>> start Data for this exercise

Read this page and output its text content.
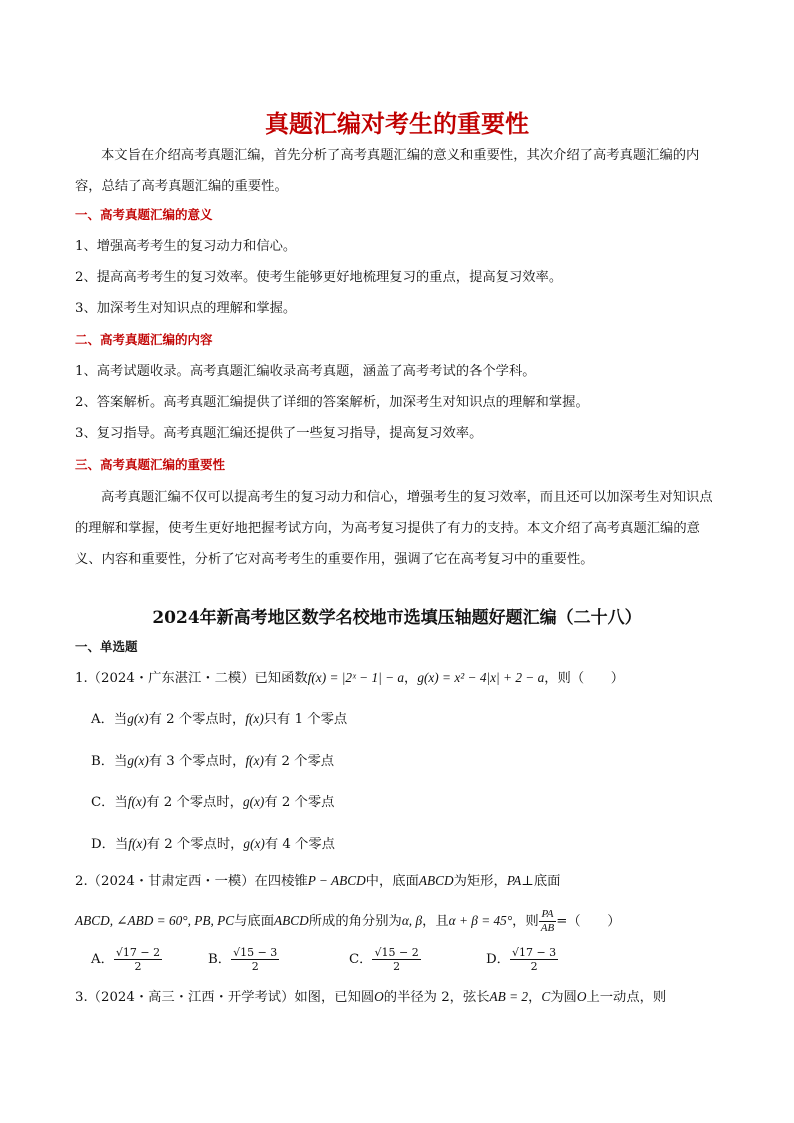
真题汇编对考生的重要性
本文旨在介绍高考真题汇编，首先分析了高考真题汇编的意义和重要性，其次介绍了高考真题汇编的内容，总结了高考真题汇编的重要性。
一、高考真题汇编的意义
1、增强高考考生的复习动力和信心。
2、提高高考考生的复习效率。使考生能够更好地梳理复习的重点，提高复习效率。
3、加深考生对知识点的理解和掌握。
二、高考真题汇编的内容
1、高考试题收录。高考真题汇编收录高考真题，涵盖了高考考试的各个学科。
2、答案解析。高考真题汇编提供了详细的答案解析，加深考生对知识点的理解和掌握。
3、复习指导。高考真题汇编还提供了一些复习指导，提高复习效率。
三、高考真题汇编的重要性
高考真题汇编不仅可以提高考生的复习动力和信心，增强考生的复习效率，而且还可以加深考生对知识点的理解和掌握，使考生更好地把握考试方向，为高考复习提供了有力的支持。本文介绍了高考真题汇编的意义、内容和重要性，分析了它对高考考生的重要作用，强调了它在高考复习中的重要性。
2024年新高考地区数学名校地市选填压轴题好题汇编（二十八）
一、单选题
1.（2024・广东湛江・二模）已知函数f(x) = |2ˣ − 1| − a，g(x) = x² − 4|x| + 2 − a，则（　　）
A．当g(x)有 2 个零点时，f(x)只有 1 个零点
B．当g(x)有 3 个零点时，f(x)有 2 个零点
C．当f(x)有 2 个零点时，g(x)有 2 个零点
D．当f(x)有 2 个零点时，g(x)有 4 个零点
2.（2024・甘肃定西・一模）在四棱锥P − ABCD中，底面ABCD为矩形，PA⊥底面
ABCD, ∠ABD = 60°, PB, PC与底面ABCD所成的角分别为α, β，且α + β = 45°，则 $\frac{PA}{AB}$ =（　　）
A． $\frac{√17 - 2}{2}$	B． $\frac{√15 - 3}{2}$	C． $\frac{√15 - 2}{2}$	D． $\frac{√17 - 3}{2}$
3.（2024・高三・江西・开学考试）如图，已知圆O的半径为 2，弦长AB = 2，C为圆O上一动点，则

>> end Data for this exercise
>> start Data for this exercise

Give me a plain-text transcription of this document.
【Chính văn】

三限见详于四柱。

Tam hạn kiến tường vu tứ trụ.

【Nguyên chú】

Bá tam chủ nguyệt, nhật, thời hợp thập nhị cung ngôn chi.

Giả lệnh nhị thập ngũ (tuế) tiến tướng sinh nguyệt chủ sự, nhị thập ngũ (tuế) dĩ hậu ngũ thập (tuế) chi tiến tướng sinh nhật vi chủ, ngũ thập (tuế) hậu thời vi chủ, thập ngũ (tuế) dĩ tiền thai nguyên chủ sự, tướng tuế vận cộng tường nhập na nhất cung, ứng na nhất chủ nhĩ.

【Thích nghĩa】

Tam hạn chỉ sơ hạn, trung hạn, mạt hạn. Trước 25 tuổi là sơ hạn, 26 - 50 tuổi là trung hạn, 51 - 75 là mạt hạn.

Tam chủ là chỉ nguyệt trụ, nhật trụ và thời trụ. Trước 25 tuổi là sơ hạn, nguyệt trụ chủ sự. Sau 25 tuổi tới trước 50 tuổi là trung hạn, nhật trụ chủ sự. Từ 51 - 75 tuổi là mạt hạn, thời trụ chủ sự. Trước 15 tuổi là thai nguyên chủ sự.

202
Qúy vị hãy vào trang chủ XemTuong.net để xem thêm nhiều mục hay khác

>> end Data for this exercise

Work to complete: Copy out each line of the entries that holds "nguyệt".

Completed task:
Bá tam chủ nguyệt, nhật, thời hợp thập nhị cung ngôn chi.
Giả lệnh nhị thập ngũ (tuế) tiến tướng sinh nguyệt chủ sự, nhị thập ngũ (tuế) dĩ hậu ngũ thập (tuế) chi tiến tướng sinh nhật vi chủ, ngũ thập (tuế) hậu thời vi chủ, thập ngũ (tuế) dĩ tiền thai nguyên chủ sự, tướng tuế vận cộng tường nhập na nhất cung, ứng na nhất chủ nhĩ.
Tam chủ là chỉ nguyệt trụ, nhật trụ và thời trụ. Trước 25 tuổi là sơ hạn, nguyệt trụ chủ sự. Sau 25 tuổi tới trước 50 tuổi là trung hạn, nhật trụ chủ sự. Từ 51 - 75 tuổi là mạt hạn, thời trụ chủ sự. Trước 15 tuổi là thai nguyên chủ sự.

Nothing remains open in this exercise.